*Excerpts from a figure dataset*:

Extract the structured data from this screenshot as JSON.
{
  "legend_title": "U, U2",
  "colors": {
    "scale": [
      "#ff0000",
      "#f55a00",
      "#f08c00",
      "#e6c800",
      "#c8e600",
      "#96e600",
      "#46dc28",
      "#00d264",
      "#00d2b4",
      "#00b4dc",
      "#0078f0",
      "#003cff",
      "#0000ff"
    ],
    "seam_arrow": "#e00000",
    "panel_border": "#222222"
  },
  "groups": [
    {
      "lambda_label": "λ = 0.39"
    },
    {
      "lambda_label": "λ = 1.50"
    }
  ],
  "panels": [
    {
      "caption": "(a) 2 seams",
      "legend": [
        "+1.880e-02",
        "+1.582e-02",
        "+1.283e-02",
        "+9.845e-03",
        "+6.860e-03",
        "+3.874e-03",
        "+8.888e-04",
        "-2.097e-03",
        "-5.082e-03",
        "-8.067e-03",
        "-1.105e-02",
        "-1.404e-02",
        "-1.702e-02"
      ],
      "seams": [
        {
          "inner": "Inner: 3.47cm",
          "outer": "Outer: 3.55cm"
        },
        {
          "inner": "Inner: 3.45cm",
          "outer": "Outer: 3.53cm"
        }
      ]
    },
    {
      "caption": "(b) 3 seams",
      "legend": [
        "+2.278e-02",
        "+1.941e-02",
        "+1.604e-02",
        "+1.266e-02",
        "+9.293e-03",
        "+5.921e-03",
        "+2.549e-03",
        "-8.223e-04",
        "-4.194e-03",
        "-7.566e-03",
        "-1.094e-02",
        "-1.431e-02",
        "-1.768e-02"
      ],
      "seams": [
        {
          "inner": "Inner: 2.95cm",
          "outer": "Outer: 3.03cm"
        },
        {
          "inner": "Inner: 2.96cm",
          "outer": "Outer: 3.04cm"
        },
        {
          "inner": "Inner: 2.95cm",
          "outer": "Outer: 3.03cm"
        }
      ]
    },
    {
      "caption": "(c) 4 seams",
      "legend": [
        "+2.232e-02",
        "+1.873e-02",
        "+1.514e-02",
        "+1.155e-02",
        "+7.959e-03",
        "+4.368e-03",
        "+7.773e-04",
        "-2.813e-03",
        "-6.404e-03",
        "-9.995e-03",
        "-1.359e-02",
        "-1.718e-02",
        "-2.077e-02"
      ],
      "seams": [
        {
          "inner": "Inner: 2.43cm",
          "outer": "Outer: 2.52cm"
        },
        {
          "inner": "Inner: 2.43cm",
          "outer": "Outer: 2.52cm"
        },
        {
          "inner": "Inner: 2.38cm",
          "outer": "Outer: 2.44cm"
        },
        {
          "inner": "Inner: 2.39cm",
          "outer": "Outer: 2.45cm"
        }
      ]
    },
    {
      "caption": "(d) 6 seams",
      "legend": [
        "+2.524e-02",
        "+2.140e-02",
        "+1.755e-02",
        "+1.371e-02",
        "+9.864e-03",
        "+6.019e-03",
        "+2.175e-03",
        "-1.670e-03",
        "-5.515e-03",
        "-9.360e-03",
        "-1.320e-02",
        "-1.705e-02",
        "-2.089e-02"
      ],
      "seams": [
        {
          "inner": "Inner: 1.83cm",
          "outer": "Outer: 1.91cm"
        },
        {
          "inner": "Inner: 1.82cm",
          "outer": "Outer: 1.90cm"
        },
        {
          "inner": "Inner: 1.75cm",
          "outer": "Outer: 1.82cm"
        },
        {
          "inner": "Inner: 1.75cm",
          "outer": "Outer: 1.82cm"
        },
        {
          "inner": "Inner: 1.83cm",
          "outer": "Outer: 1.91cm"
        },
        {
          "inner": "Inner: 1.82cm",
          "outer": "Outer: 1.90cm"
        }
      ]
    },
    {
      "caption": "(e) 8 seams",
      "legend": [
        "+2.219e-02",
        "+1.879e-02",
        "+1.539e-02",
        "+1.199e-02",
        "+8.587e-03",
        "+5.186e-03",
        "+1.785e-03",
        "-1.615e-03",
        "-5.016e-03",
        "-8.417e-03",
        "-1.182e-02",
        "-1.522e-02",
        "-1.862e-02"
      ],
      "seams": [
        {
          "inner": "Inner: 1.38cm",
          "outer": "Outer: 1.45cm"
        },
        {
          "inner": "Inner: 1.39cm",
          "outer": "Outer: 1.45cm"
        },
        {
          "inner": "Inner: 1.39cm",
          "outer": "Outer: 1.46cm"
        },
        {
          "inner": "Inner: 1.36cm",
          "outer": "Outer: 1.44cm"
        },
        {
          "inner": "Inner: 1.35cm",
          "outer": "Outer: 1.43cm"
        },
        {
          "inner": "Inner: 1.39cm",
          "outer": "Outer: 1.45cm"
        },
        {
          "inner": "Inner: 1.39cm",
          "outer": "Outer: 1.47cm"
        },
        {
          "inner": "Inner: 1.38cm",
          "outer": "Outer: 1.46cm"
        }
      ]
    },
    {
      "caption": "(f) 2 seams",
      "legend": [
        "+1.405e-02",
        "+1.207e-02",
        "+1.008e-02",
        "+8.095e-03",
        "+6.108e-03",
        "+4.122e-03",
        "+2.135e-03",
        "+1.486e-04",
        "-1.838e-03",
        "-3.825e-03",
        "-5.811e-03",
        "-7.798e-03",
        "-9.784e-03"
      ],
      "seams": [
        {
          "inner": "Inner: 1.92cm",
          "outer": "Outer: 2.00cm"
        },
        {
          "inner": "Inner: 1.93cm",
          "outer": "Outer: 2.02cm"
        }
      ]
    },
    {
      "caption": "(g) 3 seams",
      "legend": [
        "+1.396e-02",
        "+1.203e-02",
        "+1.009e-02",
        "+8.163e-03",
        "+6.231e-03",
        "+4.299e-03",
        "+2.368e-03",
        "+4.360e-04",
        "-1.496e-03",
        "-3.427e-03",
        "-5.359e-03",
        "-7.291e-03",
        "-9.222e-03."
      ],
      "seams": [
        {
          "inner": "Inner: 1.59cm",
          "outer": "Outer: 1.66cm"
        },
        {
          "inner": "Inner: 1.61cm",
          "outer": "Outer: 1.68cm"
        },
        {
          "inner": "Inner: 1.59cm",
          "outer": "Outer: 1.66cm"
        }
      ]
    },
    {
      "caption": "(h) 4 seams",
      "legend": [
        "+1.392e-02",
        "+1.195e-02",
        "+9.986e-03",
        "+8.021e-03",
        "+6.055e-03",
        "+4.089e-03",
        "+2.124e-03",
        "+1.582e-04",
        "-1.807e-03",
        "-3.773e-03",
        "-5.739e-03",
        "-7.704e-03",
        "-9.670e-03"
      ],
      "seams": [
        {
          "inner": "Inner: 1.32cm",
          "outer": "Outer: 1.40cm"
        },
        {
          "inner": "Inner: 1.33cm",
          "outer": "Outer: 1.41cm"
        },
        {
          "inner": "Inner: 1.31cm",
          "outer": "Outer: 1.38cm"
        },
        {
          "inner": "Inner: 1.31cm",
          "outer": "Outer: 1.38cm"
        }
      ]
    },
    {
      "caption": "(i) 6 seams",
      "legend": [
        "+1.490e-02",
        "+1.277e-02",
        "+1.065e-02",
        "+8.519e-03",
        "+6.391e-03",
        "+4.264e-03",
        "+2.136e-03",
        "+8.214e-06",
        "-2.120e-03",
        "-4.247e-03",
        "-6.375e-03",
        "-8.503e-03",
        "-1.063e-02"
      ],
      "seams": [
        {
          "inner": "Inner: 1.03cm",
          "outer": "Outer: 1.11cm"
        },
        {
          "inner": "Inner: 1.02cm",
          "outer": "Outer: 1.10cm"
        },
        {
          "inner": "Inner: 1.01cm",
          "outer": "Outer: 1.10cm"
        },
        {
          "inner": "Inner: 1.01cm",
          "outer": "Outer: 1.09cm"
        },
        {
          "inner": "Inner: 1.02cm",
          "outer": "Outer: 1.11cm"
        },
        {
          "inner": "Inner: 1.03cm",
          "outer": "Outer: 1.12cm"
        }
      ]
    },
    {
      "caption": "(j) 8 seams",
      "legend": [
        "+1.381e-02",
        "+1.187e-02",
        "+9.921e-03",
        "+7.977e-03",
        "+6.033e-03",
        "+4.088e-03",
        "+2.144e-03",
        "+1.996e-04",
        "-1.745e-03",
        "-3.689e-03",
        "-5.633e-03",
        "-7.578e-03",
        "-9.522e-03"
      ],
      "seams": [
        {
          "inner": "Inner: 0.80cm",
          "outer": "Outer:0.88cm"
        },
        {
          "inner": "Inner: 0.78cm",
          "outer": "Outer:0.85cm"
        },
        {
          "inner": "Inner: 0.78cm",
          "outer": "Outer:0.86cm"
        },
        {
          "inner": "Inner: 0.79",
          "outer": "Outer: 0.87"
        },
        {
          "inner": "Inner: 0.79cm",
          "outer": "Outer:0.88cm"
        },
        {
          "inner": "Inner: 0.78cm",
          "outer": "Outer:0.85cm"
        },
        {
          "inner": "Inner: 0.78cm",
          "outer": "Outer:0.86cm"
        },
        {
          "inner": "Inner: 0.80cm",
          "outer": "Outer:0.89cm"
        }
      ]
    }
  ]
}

*What you should do*: Filter the records above for "caption" and copy every matching line.

*Full answer*:
      "caption": "(a) 2 seams",
      "caption": "(b) 3 seams",
      "caption": "(c) 4 seams",
      "caption": "(d) 6 seams",
      "caption": "(e) 8 seams",
      "caption": "(f) 2 seams",
      "caption": "(g) 3 seams",
      "caption": "(h) 4 seams",
      "caption": "(i) 6 seams",
      "caption": "(j) 8 seams",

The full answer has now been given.